#### The request:
Reproduce every line of the material below without changing anything.

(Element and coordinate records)
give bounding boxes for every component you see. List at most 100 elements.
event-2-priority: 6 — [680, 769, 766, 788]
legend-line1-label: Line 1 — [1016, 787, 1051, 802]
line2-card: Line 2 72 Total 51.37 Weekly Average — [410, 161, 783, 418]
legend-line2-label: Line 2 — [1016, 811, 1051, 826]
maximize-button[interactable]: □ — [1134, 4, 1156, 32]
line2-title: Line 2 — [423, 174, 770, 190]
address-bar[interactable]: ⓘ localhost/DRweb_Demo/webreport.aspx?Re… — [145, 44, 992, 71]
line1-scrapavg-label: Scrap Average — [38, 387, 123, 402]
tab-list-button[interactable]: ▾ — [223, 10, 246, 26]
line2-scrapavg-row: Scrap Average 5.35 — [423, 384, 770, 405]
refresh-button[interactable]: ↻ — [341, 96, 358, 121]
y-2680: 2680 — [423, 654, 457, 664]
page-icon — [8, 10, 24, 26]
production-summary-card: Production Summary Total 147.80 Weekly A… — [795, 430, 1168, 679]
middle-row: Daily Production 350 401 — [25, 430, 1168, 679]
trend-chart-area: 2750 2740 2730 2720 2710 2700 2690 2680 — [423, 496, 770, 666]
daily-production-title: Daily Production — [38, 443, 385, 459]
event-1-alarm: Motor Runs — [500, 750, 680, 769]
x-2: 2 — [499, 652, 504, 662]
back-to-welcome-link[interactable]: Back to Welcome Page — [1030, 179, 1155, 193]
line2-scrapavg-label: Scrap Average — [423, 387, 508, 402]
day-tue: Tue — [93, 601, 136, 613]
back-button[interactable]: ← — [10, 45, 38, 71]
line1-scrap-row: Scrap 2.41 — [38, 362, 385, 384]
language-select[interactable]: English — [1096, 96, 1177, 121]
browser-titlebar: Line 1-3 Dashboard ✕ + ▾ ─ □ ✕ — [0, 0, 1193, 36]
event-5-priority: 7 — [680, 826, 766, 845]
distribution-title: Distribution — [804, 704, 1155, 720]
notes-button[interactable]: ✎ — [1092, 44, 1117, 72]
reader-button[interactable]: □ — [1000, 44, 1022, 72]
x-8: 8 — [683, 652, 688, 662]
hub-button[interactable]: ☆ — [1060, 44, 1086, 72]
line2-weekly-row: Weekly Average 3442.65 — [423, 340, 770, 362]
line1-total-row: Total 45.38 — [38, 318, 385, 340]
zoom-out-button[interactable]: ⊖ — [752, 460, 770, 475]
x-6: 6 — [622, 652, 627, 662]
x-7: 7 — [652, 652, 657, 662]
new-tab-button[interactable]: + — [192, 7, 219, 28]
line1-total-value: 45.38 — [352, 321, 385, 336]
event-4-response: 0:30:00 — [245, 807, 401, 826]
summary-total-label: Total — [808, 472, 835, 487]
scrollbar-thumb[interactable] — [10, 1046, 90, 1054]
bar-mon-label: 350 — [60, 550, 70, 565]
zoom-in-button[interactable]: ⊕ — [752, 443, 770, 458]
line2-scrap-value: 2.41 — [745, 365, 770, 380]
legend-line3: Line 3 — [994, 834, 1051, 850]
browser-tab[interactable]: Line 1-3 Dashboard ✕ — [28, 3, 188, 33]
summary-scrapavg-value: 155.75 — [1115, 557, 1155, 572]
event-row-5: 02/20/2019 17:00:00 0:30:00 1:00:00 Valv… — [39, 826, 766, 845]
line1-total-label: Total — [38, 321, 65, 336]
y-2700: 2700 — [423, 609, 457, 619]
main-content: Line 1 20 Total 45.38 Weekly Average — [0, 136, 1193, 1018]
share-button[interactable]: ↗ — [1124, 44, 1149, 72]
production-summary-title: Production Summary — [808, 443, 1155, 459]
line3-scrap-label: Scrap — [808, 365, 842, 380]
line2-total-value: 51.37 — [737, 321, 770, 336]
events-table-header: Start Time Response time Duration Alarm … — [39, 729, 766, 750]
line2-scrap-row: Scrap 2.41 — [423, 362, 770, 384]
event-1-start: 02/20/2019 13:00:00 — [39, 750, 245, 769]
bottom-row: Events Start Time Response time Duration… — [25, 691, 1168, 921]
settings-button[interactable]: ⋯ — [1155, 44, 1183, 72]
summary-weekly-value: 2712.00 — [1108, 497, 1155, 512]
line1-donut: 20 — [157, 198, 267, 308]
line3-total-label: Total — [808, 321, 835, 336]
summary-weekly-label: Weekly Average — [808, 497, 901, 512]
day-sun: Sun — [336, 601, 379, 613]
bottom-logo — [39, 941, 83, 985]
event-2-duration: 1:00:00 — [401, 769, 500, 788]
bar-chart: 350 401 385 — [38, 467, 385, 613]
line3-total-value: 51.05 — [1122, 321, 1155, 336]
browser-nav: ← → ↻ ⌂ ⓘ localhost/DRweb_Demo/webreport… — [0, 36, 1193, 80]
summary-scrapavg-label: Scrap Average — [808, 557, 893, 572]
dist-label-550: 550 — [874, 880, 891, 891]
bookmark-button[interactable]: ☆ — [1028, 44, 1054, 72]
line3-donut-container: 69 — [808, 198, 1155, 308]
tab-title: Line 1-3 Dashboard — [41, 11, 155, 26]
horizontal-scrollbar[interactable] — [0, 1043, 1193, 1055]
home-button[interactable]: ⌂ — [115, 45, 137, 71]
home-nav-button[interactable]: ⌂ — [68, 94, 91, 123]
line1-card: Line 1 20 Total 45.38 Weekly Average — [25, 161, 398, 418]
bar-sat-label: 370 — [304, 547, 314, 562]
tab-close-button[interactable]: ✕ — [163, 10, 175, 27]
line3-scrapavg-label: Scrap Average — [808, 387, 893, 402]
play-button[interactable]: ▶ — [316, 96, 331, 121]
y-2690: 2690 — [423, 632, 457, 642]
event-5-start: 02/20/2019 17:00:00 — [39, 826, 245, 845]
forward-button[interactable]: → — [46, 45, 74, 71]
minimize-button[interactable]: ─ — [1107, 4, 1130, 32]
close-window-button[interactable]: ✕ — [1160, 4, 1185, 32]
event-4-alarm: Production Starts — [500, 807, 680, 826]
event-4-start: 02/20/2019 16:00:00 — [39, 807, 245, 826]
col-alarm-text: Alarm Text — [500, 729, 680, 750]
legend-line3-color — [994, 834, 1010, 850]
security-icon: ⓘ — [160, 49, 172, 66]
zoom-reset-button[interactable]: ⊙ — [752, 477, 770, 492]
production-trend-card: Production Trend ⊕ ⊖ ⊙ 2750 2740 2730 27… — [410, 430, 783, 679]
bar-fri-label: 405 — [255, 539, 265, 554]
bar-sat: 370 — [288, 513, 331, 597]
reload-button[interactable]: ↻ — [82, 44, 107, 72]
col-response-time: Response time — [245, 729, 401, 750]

#### Solved exercise:
give bounding boxes for every component you see. List at most 100 elements.
event-2-priority: 6 — [680, 769, 766, 788]
legend-line1-label: Line 1 — [1016, 787, 1051, 802]
line2-card: Line 2 72 Total 51.37 Weekly Average — [410, 161, 783, 418]
legend-line2-label: Line 2 — [1016, 811, 1051, 826]
maximize-button[interactable]: □ — [1134, 4, 1156, 32]
line2-title: Line 2 — [423, 174, 770, 190]
address-bar[interactable]: ⓘ localhost/DRweb_Demo/webreport.aspx?Re… — [145, 44, 992, 71]
line1-scrapavg-label: Scrap Average — [38, 387, 123, 402]
tab-list-button[interactable]: ▾ — [223, 10, 246, 26]
line2-scrapavg-row: Scrap Average 5.35 — [423, 384, 770, 405]
refresh-button[interactable]: ↻ — [341, 96, 358, 121]
y-2680: 2680 — [423, 654, 457, 664]
page-icon — [8, 10, 24, 26]
production-summary-card: Production Summary Total 147.80 Weekly A… — [795, 430, 1168, 679]
middle-row: Daily Production 350 401 — [25, 430, 1168, 679]
trend-chart-area: 2750 2740 2730 2720 2710 2700 2690 2680 — [423, 496, 770, 666]
daily-production-title: Daily Production — [38, 443, 385, 459]
event-1-alarm: Motor Runs — [500, 750, 680, 769]
x-2: 2 — [499, 652, 504, 662]
back-to-welcome-link[interactable]: Back to Welcome Page — [1030, 179, 1155, 193]
line2-scrapavg-label: Scrap Average — [423, 387, 508, 402]
day-tue: Tue — [93, 601, 136, 613]
back-button[interactable]: ← — [10, 45, 38, 71]
line1-scrap-row: Scrap 2.41 — [38, 362, 385, 384]
language-select[interactable]: English — [1096, 96, 1177, 121]
browser-titlebar: Line 1-3 Dashboard ✕ + ▾ ─ □ ✕ — [0, 0, 1193, 36]
event-5-priority: 7 — [680, 826, 766, 845]
distribution-title: Distribution — [804, 704, 1155, 720]
notes-button[interactable]: ✎ — [1092, 44, 1117, 72]
reader-button[interactable]: □ — [1000, 44, 1022, 72]
x-8: 8 — [683, 652, 688, 662]
hub-button[interactable]: ☆ — [1060, 44, 1086, 72]
line2-weekly-row: Weekly Average 3442.65 — [423, 340, 770, 362]
line1-total-row: Total 45.38 — [38, 318, 385, 340]
zoom-out-button[interactable]: ⊖ — [752, 460, 770, 475]
x-6: 6 — [622, 652, 627, 662]
x-7: 7 — [652, 652, 657, 662]
new-tab-button[interactable]: + — [192, 7, 219, 28]
line1-total-value: 45.38 — [352, 321, 385, 336]
event-4-response: 0:30:00 — [245, 807, 401, 826]
summary-total-label: Total — [808, 472, 835, 487]
scrollbar-thumb[interactable] — [10, 1046, 90, 1054]
bar-mon-label: 350 — [60, 550, 70, 565]
zoom-in-button[interactable]: ⊕ — [752, 443, 770, 458]
line2-scrap-value: 2.41 — [745, 365, 770, 380]
legend-line3: Line 3 — [994, 834, 1051, 850]
browser-tab[interactable]: Line 1-3 Dashboard ✕ — [28, 3, 188, 33]
summary-scrapavg-value: 155.75 — [1115, 557, 1155, 572]
event-row-5: 02/20/2019 17:00:00 0:30:00 1:00:00 Valv… — [39, 826, 766, 845]
line1-total-label: Total — [38, 321, 65, 336]
y-2700: 2700 — [423, 609, 457, 619]
main-content: Line 1 20 Total 45.38 Weekly Average — [0, 136, 1193, 1018]
share-button[interactable]: ↗ — [1124, 44, 1149, 72]
production-summary-title: Production Summary — [808, 443, 1155, 459]
line3-scrap-label: Scrap — [808, 365, 842, 380]
line2-total-value: 51.37 — [737, 321, 770, 336]
events-table-header: Start Time Response time Duration Alarm … — [39, 729, 766, 750]
line2-scrap-row: Scrap 2.41 — [423, 362, 770, 384]
event-1-start: 02/20/2019 13:00:00 — [39, 750, 245, 769]
bottom-row: Events Start Time Response time Duration… — [25, 691, 1168, 921]
settings-button[interactable]: ⋯ — [1155, 44, 1183, 72]
summary-weekly-value: 2712.00 — [1108, 497, 1155, 512]
line1-donut: 20 — [157, 198, 267, 308]
line3-total-label: Total — [808, 321, 835, 336]
summary-weekly-label: Weekly Average — [808, 497, 901, 512]
day-sun: Sun — [336, 601, 379, 613]
bottom-logo — [39, 941, 83, 985]
event-2-duration: 1:00:00 — [401, 769, 500, 788]
bar-chart: 350 401 385 — [38, 467, 385, 613]
line3-total-value: 51.05 — [1122, 321, 1155, 336]
browser-nav: ← → ↻ ⌂ ⓘ localhost/DRweb_Demo/webreport… — [0, 36, 1193, 80]
summary-scrapavg-label: Scrap Average — [808, 557, 893, 572]
dist-label-550: 550 — [874, 880, 891, 891]
bookmark-button[interactable]: ☆ — [1028, 44, 1054, 72]
line3-donut-container: 69 — [808, 198, 1155, 308]
tab-title: Line 1-3 Dashboard — [41, 11, 155, 26]
horizontal-scrollbar[interactable] — [0, 1043, 1193, 1055]
home-button[interactable]: ⌂ — [115, 45, 137, 71]
home-nav-button[interactable]: ⌂ — [68, 94, 91, 123]
line1-card: Line 1 20 Total 45.38 Weekly Average — [25, 161, 398, 418]
bar-sat-label: 370 — [304, 547, 314, 562]
tab-close-button[interactable]: ✕ — [163, 10, 175, 27]
line3-scrapavg-label: Scrap Average — [808, 387, 893, 402]
play-button[interactable]: ▶ — [316, 96, 331, 121]
y-2690: 2690 — [423, 632, 457, 642]
event-5-start: 02/20/2019 17:00:00 — [39, 826, 245, 845]
forward-button[interactable]: → — [46, 45, 74, 71]
minimize-button[interactable]: ─ — [1107, 4, 1130, 32]
close-window-button[interactable]: ✕ — [1160, 4, 1185, 32]
event-4-alarm: Production Starts — [500, 807, 680, 826]
event-4-start: 02/20/2019 16:00:00 — [39, 807, 245, 826]
col-alarm-text: Alarm Text — [500, 729, 680, 750]
legend-line3-color — [994, 834, 1010, 850]
security-icon: ⓘ — [160, 49, 172, 66]
zoom-reset-button[interactable]: ⊙ — [752, 477, 770, 492]
production-trend-card: Production Trend ⊕ ⊖ ⊙ 2750 2740 2730 27… — [410, 430, 783, 679]
bar-fri-label: 405 — [255, 539, 265, 554]
bar-sat: 370 — [288, 513, 331, 597]
reload-button[interactable]: ↻ — [82, 44, 107, 72]
col-response-time: Response time — [245, 729, 401, 750]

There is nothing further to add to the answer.